## TASK DETAILS
Tally the lines of the listing that contain the string "panel". Give the number and nothing else.

Start of RECORD LIST

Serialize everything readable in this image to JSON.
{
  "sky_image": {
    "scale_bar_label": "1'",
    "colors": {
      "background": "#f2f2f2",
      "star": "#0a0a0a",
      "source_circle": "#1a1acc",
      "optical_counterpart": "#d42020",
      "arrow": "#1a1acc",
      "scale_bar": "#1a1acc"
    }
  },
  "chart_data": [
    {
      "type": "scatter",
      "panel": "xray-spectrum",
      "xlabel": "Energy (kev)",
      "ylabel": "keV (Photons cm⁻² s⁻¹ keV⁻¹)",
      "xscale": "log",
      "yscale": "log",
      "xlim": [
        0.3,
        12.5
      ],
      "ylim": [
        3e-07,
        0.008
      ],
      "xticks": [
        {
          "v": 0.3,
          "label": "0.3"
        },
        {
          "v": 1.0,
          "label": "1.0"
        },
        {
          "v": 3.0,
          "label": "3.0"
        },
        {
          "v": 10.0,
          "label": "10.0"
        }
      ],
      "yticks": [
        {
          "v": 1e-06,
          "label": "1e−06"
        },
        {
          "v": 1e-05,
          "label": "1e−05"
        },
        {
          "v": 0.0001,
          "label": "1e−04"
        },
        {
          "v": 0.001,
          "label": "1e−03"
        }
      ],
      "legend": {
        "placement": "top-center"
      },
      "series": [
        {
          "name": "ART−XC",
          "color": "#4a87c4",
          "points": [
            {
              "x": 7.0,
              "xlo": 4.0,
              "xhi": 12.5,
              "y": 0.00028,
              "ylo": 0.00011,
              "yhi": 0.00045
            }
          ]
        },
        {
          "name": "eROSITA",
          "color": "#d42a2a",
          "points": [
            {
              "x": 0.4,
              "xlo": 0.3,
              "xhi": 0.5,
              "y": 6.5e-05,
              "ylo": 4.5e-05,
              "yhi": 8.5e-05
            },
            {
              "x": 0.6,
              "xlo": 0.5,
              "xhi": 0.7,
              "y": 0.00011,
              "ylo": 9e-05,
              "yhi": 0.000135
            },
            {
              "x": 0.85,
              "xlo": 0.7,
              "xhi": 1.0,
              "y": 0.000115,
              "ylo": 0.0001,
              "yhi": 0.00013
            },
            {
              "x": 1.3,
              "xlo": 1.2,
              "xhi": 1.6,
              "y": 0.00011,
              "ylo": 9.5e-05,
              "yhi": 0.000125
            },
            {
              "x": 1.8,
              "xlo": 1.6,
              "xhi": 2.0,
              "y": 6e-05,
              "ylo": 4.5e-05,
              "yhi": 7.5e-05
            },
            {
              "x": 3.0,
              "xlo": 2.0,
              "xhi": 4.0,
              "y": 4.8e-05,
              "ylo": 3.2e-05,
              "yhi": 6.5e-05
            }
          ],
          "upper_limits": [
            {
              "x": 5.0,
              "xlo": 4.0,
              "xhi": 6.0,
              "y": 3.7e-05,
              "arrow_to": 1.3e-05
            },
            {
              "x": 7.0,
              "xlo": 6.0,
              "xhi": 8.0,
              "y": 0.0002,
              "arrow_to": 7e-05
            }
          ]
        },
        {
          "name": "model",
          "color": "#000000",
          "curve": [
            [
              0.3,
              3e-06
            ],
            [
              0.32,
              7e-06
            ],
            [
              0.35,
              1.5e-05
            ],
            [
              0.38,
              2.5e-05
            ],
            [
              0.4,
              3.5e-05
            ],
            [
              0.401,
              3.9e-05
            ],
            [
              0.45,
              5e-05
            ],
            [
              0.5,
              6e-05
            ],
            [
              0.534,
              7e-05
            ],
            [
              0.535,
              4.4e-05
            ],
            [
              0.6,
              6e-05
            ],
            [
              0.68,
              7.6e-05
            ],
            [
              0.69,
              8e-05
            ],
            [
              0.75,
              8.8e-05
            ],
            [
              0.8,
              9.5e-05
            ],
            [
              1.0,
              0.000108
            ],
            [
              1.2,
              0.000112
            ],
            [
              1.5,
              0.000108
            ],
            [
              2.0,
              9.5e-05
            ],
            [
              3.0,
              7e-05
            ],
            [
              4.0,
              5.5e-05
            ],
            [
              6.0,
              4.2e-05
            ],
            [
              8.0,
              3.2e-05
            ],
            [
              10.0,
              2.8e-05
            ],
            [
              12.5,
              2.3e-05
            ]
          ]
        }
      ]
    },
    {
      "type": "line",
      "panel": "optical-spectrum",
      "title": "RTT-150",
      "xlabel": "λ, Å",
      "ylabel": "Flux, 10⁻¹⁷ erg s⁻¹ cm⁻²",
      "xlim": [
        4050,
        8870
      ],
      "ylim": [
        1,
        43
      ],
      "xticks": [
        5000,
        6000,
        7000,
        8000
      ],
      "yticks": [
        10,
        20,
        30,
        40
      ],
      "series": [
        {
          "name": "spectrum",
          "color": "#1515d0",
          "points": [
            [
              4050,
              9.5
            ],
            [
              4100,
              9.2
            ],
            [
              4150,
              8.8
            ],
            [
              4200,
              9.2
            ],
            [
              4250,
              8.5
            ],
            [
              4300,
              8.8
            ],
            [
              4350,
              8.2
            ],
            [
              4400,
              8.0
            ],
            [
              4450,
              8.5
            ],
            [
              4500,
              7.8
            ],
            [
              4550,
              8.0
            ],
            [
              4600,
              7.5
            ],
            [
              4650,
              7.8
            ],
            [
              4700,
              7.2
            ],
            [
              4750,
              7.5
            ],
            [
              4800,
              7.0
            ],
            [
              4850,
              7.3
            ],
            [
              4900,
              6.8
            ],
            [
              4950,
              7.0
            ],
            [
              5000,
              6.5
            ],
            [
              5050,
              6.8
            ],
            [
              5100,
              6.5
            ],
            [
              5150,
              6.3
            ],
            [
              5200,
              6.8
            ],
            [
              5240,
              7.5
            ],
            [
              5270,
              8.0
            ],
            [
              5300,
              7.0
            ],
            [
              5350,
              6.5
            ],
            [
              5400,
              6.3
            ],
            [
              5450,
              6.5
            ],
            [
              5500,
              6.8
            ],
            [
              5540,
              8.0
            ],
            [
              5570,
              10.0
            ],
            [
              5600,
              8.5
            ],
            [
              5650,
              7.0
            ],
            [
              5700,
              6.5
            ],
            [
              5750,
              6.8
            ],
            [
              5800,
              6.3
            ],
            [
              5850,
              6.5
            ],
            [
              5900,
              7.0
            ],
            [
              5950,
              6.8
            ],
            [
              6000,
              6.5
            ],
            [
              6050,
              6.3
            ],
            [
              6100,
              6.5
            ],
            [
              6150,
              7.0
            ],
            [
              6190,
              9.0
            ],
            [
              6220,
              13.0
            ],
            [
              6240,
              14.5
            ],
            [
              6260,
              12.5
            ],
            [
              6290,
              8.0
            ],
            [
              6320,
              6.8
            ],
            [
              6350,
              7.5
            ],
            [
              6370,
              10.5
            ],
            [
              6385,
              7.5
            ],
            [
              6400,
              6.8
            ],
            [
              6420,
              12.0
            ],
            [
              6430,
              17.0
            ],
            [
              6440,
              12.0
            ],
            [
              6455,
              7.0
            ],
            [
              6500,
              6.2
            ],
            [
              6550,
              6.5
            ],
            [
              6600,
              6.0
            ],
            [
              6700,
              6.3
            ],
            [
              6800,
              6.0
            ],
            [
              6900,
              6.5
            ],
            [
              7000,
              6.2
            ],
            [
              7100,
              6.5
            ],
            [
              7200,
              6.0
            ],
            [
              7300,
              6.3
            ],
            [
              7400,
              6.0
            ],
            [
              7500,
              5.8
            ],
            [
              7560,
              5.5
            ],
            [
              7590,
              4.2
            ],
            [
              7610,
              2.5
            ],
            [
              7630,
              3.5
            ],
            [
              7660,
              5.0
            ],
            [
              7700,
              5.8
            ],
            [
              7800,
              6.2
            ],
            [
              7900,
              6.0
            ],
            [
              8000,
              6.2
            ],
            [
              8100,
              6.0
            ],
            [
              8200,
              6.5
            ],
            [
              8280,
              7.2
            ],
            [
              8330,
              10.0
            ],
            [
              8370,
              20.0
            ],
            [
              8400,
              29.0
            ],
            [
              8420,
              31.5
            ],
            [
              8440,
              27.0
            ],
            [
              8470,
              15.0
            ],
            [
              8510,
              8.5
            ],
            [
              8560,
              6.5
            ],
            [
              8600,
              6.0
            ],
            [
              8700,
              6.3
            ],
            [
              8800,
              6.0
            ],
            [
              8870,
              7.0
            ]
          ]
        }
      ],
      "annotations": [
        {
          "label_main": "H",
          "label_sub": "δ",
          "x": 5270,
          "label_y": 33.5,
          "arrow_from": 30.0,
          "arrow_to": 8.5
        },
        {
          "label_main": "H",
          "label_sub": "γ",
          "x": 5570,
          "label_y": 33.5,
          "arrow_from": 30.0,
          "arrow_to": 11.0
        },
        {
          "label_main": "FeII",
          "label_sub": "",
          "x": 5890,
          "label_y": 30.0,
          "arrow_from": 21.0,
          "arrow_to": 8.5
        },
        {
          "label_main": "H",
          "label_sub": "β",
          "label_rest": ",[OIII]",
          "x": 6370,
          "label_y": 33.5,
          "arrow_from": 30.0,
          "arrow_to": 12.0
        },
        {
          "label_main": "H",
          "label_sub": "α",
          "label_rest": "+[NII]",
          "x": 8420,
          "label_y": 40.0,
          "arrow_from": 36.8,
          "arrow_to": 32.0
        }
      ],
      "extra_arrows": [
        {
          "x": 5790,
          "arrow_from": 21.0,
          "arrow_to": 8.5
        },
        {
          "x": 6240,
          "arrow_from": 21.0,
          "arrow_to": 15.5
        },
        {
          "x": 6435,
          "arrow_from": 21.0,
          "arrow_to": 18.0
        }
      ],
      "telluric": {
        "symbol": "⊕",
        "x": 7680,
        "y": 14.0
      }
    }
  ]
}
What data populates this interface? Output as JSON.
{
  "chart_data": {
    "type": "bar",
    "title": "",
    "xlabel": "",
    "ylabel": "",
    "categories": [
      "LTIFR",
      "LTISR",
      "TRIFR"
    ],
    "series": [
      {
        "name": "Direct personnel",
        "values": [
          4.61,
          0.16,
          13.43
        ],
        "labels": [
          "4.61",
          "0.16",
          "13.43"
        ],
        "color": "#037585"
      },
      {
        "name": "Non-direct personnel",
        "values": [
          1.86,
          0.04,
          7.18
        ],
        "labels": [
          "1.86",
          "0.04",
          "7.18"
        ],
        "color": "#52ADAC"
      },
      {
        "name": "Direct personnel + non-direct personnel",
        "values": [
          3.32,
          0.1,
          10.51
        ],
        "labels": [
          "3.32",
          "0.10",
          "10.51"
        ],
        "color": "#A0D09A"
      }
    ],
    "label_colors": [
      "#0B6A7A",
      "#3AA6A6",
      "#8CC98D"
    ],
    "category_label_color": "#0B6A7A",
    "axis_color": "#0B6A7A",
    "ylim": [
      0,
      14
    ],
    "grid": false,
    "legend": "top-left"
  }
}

End of RECORD LIST

## EXERCISE RESULT
2